TASK PROMPT:
Count the lines below that contain the word "JSON", and report only that number.

Dataset items:
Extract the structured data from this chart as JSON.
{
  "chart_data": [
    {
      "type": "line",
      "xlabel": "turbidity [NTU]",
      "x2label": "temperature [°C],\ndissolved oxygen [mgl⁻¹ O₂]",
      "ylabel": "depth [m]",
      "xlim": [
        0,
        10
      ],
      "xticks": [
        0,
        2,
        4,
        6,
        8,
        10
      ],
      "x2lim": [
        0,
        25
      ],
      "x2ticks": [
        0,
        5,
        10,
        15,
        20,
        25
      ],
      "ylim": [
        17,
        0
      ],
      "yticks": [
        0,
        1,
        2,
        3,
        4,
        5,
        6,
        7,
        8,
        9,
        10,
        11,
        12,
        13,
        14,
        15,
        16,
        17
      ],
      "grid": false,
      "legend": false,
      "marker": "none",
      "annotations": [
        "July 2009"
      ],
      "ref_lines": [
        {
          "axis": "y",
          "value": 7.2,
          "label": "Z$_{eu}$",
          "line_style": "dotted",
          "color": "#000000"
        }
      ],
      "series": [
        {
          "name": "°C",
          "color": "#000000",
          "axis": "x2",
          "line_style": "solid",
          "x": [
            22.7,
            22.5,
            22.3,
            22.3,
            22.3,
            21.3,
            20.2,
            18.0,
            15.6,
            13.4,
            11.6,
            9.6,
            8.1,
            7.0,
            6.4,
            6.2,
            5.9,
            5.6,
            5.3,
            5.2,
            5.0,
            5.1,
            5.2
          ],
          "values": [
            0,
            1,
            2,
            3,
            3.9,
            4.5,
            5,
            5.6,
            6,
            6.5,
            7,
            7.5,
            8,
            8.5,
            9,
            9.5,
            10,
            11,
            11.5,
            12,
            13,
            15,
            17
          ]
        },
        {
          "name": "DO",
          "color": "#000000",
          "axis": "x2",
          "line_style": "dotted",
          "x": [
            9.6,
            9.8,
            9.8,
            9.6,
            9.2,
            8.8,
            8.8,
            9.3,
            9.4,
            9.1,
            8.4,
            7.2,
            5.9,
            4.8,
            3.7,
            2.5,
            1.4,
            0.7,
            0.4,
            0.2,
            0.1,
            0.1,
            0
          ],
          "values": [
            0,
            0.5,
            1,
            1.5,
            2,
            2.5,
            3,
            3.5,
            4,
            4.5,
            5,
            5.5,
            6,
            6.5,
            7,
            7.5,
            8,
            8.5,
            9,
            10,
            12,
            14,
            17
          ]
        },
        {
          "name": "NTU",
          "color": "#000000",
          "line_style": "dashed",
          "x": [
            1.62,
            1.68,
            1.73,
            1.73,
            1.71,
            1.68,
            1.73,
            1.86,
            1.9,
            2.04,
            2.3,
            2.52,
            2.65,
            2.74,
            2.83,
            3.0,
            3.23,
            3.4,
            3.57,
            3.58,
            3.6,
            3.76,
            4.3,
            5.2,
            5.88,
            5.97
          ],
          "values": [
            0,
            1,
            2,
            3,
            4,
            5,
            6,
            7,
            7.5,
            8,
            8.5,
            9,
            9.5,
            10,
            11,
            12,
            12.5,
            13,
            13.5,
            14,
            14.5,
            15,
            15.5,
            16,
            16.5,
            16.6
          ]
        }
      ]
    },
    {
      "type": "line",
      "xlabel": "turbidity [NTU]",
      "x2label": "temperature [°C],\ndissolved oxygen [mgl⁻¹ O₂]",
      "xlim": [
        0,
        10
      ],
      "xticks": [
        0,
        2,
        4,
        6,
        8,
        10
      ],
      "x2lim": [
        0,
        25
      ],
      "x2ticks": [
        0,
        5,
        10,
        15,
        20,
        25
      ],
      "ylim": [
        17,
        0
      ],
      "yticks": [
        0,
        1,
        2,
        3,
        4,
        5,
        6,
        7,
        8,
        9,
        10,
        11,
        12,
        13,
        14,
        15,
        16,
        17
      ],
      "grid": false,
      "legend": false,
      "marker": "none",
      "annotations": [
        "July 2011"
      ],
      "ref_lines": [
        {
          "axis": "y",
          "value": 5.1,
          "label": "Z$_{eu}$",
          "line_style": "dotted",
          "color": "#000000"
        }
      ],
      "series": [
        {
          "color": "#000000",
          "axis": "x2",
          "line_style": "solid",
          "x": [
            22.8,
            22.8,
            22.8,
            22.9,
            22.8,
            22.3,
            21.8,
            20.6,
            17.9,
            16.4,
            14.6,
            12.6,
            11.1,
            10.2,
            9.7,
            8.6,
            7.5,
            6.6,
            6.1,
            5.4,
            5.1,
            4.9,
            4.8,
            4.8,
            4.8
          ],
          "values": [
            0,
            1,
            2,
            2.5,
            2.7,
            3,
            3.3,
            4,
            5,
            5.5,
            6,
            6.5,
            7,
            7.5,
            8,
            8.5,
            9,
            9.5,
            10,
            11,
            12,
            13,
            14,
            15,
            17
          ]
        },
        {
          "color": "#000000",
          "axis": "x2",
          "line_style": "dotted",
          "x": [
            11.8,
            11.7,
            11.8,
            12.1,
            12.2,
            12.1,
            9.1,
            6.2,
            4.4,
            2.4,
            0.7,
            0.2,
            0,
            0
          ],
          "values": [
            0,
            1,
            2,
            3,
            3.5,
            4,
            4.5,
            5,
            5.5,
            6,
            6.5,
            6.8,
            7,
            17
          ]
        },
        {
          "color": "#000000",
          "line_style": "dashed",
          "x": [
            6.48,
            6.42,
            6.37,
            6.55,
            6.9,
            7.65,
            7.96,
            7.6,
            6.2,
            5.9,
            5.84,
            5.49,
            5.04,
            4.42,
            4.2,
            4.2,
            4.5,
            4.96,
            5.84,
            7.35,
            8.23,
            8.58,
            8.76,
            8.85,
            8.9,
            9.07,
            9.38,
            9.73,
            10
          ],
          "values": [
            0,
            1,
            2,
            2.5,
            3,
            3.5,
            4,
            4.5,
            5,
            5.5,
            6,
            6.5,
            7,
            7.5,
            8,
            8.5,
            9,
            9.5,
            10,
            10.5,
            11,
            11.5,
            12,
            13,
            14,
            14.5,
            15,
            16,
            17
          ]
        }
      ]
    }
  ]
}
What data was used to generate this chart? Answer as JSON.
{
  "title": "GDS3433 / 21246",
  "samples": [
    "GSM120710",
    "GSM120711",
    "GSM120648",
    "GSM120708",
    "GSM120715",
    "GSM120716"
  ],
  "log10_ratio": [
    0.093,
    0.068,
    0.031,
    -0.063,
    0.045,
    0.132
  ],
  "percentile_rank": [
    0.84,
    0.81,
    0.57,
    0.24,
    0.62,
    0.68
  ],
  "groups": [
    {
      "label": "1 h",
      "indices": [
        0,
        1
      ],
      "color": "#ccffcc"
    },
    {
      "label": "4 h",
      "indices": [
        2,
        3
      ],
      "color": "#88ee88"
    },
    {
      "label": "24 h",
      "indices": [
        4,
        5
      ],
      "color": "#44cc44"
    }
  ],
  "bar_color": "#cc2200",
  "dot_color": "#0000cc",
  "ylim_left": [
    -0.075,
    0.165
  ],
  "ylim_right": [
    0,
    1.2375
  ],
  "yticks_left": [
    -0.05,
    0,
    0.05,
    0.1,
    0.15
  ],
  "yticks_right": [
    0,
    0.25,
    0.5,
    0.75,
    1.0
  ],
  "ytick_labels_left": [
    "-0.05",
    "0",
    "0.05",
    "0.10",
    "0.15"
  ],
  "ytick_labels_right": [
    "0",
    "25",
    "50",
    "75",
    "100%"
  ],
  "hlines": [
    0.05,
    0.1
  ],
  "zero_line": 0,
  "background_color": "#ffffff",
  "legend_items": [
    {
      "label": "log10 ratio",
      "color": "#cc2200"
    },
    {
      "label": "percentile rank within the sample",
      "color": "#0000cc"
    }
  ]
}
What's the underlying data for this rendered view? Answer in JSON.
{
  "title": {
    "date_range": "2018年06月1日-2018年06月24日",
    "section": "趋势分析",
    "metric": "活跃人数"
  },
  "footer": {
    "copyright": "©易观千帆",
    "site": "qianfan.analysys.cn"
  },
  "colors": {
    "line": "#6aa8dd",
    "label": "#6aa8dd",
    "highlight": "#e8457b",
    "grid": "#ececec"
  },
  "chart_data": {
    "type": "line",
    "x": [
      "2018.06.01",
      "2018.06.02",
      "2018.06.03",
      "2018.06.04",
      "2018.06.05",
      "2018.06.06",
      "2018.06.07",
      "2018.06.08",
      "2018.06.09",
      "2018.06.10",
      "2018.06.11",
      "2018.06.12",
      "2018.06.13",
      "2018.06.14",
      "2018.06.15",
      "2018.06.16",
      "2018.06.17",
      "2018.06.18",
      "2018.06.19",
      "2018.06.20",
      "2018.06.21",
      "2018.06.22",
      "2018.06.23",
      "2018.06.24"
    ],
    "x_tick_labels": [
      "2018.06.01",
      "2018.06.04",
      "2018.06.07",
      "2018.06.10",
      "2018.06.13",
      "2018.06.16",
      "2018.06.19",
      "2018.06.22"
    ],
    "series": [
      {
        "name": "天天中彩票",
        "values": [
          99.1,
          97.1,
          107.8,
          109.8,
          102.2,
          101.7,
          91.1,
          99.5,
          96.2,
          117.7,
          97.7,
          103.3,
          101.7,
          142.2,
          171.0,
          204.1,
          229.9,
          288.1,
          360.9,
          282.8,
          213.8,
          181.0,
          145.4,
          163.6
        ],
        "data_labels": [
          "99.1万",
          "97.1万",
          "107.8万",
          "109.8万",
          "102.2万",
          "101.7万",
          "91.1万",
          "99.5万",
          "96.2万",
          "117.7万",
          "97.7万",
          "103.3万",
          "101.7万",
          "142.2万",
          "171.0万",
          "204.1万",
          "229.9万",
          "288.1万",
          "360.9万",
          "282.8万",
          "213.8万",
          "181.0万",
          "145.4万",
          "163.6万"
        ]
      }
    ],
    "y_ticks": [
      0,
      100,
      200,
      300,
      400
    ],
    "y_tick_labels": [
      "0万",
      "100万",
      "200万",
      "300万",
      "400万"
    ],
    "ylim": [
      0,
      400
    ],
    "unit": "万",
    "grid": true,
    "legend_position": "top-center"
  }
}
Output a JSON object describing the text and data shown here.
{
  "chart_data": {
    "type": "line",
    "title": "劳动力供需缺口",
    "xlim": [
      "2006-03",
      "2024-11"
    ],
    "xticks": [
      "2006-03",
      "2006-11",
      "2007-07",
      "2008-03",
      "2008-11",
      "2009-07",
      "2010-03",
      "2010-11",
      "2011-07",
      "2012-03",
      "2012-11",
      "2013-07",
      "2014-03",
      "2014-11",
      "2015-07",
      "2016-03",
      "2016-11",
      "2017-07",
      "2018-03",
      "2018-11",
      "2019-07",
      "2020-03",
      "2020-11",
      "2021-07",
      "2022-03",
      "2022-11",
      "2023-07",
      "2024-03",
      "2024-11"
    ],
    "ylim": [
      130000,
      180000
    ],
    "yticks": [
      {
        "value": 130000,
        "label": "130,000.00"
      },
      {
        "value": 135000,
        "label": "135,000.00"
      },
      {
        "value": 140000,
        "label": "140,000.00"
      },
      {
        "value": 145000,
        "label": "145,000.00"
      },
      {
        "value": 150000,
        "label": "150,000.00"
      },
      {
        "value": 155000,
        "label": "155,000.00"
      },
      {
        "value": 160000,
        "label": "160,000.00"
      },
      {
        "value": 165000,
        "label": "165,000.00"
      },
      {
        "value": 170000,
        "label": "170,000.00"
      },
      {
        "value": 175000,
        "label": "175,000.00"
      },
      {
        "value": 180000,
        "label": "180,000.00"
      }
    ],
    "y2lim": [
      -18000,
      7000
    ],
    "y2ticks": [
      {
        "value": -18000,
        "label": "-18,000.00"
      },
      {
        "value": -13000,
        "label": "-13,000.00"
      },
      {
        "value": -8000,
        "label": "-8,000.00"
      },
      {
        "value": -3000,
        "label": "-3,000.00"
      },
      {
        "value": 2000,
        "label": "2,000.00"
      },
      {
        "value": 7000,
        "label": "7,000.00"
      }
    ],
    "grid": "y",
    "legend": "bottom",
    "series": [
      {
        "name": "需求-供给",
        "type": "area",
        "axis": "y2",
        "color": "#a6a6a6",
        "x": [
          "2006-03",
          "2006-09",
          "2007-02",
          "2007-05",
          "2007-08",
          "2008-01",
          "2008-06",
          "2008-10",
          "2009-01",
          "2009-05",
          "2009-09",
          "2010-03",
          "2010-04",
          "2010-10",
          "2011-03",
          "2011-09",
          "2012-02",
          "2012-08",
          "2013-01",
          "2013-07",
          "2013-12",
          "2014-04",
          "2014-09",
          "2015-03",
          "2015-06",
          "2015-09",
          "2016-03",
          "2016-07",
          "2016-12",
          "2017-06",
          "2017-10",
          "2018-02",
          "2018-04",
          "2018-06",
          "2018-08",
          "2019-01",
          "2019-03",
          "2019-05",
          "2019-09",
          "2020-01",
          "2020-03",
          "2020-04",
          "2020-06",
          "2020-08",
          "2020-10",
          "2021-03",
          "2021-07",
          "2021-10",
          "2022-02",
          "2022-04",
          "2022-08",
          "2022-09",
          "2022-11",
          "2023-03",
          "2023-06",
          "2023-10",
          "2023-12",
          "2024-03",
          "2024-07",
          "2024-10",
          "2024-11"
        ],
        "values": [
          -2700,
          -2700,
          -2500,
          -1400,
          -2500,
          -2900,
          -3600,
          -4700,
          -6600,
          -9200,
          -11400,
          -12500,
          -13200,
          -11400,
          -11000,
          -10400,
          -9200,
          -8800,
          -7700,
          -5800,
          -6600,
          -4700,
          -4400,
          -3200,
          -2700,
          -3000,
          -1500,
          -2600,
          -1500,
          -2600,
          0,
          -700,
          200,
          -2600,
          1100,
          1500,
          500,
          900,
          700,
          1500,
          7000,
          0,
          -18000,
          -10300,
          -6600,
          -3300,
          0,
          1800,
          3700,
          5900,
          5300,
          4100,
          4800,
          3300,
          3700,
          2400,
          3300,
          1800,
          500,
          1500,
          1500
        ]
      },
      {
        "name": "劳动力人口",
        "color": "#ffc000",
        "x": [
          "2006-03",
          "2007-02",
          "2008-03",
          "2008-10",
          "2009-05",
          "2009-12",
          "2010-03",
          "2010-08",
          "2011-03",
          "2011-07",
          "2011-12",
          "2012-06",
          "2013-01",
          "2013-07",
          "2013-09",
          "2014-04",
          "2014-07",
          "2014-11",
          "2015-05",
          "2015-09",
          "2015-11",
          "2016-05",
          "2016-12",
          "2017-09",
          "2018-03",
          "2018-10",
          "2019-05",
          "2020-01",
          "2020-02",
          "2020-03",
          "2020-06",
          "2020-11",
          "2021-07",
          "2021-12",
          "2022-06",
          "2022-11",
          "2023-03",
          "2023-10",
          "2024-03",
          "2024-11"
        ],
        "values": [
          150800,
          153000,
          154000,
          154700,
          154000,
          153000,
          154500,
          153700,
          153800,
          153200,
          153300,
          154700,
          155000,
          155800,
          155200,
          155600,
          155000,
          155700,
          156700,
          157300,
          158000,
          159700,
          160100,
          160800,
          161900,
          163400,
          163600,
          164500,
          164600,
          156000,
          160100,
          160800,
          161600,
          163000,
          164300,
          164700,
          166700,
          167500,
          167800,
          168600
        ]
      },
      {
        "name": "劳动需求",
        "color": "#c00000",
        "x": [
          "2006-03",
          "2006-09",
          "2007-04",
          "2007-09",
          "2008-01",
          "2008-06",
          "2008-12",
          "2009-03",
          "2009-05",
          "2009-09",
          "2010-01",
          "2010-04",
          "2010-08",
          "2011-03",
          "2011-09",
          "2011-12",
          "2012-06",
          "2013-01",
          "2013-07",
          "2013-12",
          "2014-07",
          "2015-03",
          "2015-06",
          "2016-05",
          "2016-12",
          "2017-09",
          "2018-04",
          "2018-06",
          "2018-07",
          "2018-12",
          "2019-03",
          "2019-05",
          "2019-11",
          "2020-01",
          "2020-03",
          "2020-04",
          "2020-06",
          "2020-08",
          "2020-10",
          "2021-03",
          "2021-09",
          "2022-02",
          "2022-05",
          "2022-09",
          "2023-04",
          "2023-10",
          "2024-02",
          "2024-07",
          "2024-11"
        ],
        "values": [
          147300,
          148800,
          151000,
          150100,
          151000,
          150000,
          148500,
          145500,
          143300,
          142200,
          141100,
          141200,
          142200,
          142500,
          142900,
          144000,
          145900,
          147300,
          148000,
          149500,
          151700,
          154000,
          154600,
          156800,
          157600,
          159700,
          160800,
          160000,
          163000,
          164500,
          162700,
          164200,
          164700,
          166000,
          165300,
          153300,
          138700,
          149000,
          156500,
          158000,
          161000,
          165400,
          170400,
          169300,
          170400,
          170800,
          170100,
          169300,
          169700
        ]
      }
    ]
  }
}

RESPONSE:
4